Passage for review: Begin
When someone finishes a first draft, what are the next immediate steps they should take? 

First of all, they should do a happy dance. I’m not kidding. The first draft of my first novel took me about eight years, and I remember the computer I was using (a Ruby Red iMac!), the desk where I was sitting, the room, the way I felt. Until that point, I hadn’t been entirely sure I could finish a draft of a novel. Finishing a first draft is huge, and deserves celebration.

But after that, here’s what I would recommend. First, print it out and put it in a drawer for a month. Really take some time away from it to be able to look at it again with fresh eyes. Then take the copy out and read it with a critical eye. See if you can identify on your own those issues that need to be fixed. If you can, go through and make those changes.

After that – or if you can’t figure out what’s working and what’s not working – you need readers. These may come in a classroom setting, a writing group, or through a manuscript consultation. Ideally, your readers should be other writers, though I have always had at least one smart non-writer (but avid reader) give me feedback on each of my books. You may need several rounds of readers for each draft as you work through different craft elements.

After the book has been through numerous drafts, and/or after your last round of readers all say they think it’s done – then and only then should you start querying agents.

Have you learned anything from watching your students work through their first drafts that you can apply to your own writing? If so, what? 

I think it’s an unspoken secret among writing teachers that we all learn a ton from our students! My greatest weakness in early drafts is a tendency to frontload the novel with too much backstory. This is something many of my students struggle with as well. When you’re reading someone else’s draft, it’s easy to see how all that backstory isn’t especially interesting, but it can be tough for a writer to see in her own work. Occasionally I will catch myself trying to justify a backstory dump in a first chapter of an early draft of mine, and I’ll ask myself: if one of my students did this, would I think it worked? The answer is almost always “no.”

What’s one piece of writing advice you now pass on to your students that you wish you would have known before starting your first novel? 

I wish I’d understood the importance of structure and plot. If I had, I don’t think it would have taken me as long as it did to write my first book. It’s the least fun, least sexy part of the writing process – but it will sink your novel if you don’t figure it out.
Passage for review: End
= Work instruction A =
According to the interview on finishing a first draft, how long should a printed draft sit in a drawer before it is reread?
= Work instruction B =
Pick up the interview on finishing a first draft from its last sentence and continue it.
The data that comes next is from a separate source and is unrelated to the interview on finishing a first draft.
Records provided: Begin
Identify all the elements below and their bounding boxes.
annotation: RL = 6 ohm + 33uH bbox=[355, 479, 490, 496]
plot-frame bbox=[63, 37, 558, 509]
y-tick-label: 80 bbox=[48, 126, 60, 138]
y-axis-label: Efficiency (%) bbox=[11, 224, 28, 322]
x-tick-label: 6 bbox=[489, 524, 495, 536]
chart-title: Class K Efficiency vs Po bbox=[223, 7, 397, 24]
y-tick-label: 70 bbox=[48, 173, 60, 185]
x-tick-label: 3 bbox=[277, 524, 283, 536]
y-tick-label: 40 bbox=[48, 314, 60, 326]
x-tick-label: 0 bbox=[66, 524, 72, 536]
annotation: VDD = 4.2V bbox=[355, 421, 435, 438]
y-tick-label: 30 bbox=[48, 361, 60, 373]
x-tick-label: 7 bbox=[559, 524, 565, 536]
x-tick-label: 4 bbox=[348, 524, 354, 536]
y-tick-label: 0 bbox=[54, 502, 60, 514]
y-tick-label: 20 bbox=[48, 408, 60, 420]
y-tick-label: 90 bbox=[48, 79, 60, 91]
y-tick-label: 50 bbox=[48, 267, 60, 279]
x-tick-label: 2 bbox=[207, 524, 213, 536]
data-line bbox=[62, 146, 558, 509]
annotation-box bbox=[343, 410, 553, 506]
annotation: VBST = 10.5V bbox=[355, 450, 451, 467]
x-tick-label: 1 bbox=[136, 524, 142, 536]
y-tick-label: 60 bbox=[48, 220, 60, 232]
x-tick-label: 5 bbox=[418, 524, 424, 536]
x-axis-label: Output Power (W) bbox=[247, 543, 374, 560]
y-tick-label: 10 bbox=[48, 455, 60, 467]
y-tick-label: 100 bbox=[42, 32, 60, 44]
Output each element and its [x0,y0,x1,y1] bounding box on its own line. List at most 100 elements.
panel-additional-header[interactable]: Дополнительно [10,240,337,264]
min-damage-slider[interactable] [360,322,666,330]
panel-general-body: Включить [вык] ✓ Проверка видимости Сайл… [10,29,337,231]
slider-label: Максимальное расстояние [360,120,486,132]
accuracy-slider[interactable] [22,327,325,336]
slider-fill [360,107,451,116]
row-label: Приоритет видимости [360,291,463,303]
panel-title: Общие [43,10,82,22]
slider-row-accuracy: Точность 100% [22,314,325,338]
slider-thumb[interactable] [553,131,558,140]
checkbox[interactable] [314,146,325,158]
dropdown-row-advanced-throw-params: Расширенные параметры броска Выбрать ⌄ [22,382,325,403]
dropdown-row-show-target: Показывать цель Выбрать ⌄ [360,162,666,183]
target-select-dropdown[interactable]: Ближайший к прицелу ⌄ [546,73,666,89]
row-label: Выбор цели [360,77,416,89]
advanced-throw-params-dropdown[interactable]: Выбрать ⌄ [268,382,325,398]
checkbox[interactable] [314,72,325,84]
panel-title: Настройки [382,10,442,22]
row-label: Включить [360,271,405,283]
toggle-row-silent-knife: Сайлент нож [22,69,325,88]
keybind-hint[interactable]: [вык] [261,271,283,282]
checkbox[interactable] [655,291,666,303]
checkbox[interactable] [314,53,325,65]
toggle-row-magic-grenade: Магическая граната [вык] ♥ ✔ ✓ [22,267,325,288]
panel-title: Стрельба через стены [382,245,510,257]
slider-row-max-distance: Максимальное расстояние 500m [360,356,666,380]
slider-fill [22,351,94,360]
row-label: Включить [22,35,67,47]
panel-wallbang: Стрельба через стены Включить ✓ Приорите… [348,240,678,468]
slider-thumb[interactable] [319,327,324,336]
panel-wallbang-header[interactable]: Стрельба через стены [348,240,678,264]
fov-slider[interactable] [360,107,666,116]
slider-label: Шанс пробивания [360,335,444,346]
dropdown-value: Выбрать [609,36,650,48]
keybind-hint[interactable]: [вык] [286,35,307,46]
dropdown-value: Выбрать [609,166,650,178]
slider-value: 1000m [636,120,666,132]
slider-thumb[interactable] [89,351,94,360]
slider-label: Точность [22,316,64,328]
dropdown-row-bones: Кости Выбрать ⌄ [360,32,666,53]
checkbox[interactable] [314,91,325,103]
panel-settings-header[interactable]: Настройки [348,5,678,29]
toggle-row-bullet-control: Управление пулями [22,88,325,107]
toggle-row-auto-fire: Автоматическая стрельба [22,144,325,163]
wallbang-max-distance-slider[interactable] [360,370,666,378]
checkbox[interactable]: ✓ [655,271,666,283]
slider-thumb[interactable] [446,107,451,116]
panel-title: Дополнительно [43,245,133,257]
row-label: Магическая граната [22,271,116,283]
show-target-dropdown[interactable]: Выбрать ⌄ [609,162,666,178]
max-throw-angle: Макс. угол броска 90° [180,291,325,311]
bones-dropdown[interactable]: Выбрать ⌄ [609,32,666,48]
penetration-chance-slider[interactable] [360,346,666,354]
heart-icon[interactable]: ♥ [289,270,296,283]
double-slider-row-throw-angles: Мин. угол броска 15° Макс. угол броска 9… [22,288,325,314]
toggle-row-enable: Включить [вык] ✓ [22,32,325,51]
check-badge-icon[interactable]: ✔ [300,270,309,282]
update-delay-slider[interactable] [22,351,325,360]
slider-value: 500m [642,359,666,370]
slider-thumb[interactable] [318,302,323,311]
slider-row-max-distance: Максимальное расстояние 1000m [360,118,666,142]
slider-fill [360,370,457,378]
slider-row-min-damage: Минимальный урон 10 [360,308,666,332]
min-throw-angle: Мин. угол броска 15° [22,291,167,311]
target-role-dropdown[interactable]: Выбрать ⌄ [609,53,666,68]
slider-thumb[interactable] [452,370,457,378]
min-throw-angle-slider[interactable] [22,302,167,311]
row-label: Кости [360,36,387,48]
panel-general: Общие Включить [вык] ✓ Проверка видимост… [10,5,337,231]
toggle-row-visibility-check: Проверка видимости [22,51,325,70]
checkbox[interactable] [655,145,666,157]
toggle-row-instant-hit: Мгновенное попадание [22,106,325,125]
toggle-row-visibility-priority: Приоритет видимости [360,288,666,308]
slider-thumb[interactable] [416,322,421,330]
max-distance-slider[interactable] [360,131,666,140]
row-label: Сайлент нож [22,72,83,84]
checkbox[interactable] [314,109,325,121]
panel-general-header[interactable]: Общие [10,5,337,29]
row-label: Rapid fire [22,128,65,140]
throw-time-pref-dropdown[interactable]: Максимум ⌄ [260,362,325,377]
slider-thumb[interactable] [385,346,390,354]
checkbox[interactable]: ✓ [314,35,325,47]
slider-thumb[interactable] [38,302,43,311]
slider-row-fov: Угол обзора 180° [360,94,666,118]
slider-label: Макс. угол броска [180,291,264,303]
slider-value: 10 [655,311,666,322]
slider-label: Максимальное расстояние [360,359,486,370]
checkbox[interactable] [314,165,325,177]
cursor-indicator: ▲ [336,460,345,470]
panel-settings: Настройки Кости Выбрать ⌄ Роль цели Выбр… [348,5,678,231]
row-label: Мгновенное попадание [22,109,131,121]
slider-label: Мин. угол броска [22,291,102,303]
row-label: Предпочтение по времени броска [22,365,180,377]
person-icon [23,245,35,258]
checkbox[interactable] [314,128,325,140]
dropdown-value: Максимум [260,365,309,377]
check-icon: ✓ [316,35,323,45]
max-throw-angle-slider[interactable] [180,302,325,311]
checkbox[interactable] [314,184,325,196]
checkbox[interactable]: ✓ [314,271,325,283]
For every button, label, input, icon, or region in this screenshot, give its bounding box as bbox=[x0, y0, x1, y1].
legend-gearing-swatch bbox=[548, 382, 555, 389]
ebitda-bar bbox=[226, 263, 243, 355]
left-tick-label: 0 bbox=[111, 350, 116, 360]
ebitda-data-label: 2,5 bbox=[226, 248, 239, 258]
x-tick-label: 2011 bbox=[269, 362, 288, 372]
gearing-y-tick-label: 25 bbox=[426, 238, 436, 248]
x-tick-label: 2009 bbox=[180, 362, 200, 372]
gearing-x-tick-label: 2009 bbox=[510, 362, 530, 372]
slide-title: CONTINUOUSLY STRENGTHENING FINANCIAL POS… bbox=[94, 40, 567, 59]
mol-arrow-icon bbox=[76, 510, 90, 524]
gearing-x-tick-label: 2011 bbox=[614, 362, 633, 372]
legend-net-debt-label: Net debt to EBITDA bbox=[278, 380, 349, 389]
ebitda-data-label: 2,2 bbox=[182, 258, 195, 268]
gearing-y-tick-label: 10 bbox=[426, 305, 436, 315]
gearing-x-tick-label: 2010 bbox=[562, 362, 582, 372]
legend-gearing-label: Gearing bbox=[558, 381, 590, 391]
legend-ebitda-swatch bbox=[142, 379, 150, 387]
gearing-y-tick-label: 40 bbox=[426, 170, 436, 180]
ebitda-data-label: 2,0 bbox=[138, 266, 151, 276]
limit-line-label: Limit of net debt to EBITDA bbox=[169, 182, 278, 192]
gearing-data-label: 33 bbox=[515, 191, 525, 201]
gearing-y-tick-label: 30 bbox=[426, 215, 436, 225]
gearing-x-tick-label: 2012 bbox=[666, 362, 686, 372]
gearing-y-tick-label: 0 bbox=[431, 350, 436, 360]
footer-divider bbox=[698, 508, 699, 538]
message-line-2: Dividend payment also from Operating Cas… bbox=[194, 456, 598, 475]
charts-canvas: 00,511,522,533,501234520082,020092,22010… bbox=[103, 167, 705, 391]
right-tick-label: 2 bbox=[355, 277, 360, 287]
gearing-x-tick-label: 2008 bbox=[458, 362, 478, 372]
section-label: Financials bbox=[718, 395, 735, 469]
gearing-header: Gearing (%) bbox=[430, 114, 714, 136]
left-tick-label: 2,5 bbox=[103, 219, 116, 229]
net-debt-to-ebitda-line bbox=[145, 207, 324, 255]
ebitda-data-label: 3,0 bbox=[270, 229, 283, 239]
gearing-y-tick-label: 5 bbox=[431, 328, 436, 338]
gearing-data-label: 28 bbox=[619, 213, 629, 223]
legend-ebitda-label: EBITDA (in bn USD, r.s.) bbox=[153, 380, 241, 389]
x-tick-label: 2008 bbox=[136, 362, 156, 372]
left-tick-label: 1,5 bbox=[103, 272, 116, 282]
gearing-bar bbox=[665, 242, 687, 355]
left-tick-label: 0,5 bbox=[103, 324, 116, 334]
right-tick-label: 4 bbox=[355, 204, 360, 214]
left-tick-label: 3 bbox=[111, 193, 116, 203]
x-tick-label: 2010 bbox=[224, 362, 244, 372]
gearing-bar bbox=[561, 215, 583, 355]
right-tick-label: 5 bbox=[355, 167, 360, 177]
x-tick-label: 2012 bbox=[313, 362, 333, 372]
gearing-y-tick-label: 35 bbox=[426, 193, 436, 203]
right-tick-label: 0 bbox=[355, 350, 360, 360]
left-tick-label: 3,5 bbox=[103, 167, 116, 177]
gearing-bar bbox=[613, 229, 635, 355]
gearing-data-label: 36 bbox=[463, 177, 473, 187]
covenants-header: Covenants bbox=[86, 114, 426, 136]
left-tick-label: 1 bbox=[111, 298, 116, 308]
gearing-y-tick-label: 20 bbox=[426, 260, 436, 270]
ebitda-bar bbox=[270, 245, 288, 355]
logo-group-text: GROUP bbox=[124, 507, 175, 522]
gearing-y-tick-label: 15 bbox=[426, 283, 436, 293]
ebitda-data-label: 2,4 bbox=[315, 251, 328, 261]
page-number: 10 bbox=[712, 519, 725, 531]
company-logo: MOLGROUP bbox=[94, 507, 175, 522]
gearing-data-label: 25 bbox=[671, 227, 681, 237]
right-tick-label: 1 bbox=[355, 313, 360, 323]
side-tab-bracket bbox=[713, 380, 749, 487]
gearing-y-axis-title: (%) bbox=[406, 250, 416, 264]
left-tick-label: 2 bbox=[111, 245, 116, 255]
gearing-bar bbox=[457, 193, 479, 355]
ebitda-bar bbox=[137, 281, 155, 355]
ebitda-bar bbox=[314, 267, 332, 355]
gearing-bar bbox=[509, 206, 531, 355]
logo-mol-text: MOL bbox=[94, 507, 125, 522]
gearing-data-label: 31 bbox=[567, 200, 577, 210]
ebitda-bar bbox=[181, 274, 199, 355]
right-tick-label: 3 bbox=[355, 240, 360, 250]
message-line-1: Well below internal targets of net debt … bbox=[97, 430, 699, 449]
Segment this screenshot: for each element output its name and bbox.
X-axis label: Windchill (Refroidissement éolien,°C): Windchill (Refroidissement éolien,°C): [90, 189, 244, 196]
Records provided: End
= Task result A =
About a month.

= Task result B =
If a writer is going to read one book on writing technique, which one would you suggest? 

That’s hard! I have so many go-to books. Purely for craft, I recommend “The Art of …” series by Graywolf Press, as well as Adam Sexton’s Master Class in Fiction Writing. For a broader perspective on writing and the writing life, I’d recommend Robin Black’s Crash Course. I’m also fond of John Gardner’s The Art of Fiction and On Becoming a Novelist, which I first read in the early 1990s. I don’t agree with everything Gardner says – he can be really cranky! – but I think he offers up some smart observations about how fiction works.

Now that you’re done with the Generator, what’s next for you? How can writers still benefit from your wisdom, and what’s next for your writing?

For now, I’m trying to finish my own first draft of novel #3, which I hope will be done by the end of this year. I will be available to my former Grub students (and other writers) for manuscript consultations and coaching, and in fact, will have more time for that now that I won’t be running the Generator. And I’ll continue to teach in the University of Arkansas at Monticello’s online MFA program.

It’s still not quite real to me that my current students will be my last in the Generator program – though leaving is a bit easier knowing that the program will be in the very capable hands of Annie Hartnett. It has been such a privilege to create the Generator and help six classes of novelists to write their first drafts, and I’m grateful to GrubStreet for that opportunity.

11 comments

  1. Rob Wilstein

    I can second all those emotions. Lisa is a wonderful and insightful teacher. Good luck on that first draft.

  2. Michael J Nolan

    Lisa is a great troubleshooter. She did a wonderful job of untangling my novel back when I was in the Incubator.